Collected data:
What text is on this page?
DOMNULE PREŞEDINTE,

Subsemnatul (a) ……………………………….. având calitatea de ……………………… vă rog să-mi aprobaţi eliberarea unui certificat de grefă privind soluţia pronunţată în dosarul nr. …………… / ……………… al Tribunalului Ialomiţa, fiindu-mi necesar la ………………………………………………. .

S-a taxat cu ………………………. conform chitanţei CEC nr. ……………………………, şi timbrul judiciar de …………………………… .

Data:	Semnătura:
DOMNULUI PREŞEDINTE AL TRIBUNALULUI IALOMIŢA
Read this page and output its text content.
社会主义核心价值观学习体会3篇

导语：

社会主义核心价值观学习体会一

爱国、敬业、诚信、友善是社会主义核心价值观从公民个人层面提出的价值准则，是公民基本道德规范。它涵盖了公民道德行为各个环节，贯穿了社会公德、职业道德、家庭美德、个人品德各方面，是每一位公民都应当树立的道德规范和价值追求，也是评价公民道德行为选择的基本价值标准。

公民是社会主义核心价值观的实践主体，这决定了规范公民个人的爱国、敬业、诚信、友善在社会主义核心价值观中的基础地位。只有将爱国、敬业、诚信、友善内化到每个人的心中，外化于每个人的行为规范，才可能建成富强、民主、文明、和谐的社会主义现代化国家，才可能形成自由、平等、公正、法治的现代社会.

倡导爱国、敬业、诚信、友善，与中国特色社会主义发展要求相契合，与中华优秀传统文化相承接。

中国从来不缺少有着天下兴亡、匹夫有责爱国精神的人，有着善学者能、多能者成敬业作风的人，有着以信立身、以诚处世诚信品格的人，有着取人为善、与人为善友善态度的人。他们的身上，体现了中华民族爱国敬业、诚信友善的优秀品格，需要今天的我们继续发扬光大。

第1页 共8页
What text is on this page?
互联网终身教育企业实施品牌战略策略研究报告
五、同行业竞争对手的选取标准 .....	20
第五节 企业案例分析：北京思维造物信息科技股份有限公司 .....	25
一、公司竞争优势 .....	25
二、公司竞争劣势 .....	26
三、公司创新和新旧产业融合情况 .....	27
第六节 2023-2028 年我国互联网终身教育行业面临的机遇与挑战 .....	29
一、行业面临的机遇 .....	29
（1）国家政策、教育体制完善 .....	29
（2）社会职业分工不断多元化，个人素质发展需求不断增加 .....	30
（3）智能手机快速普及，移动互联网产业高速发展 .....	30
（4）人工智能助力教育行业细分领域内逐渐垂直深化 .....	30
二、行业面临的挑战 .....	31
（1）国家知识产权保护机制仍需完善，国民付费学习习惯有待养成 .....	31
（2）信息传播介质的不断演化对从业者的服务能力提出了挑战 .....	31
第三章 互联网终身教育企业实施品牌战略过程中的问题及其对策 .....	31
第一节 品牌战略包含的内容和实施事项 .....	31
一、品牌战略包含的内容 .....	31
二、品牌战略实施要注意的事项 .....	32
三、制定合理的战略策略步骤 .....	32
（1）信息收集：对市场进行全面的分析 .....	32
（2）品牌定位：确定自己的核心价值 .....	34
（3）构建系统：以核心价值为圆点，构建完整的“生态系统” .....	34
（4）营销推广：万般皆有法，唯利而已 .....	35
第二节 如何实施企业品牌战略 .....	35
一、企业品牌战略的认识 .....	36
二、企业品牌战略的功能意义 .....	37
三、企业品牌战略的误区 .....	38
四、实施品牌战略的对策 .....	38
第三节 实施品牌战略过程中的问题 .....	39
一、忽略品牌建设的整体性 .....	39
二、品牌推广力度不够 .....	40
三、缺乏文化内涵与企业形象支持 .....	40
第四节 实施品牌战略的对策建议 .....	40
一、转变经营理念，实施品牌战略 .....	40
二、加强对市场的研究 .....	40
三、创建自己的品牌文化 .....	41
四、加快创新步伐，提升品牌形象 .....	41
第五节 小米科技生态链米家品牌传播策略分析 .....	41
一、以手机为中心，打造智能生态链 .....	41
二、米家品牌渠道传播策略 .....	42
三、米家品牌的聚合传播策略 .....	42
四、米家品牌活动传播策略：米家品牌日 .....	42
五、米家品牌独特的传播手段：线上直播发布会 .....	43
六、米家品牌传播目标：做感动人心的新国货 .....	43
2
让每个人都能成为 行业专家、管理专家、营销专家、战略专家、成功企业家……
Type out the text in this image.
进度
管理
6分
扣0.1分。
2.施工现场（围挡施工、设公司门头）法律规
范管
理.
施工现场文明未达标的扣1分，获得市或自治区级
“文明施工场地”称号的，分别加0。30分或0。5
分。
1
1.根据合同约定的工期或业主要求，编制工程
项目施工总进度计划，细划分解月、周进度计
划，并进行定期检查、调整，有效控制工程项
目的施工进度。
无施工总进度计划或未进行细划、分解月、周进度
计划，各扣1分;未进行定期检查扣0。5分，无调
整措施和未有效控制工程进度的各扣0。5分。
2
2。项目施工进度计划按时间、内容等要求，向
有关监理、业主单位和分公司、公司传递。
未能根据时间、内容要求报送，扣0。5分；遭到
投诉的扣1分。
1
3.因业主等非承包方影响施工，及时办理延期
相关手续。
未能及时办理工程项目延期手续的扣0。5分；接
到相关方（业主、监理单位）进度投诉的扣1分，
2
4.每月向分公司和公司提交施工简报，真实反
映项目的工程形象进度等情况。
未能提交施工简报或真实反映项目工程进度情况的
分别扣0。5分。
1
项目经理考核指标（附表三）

OBJECTIVE: Copy out each line of the data where the string "text" appears.

EXERCISE OUTPUT:
What text is on this page?
Read this page and output its text content.
What text is on this page?
Type out the text in this image.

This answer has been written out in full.